TASK DATA
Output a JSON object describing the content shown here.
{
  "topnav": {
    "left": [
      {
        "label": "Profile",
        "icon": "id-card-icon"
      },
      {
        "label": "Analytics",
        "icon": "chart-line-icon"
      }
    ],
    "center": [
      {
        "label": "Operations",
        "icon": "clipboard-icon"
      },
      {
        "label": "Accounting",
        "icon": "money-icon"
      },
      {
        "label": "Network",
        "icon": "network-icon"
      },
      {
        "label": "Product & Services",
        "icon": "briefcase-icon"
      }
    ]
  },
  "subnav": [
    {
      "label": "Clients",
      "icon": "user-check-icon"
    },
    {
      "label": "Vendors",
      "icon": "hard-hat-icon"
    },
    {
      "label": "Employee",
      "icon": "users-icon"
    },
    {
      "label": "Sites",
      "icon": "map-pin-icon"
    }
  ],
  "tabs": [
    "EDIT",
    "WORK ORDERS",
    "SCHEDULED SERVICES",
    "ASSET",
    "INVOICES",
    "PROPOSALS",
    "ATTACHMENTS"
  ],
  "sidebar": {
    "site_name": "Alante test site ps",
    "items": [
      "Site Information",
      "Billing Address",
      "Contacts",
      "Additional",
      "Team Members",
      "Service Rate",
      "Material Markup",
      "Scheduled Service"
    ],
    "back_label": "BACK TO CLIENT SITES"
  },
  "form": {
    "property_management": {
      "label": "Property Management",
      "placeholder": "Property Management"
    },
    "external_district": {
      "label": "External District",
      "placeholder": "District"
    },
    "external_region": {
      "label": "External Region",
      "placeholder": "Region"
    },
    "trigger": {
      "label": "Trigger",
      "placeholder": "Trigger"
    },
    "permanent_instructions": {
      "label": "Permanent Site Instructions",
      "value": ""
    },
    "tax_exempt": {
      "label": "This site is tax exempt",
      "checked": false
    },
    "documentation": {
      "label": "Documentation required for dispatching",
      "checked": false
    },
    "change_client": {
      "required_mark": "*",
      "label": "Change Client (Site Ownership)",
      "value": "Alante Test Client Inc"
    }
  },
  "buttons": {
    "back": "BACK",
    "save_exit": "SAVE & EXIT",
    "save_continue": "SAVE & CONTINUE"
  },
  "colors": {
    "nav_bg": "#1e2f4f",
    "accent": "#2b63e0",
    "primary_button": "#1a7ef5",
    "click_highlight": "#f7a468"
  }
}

WHAT THE EXERCISE ASKS
Pull out all lines containing "BACK".

EXERCISE SOLUTION
    "back_label": "BACK TO CLIENT SITES"
    "back": "BACK",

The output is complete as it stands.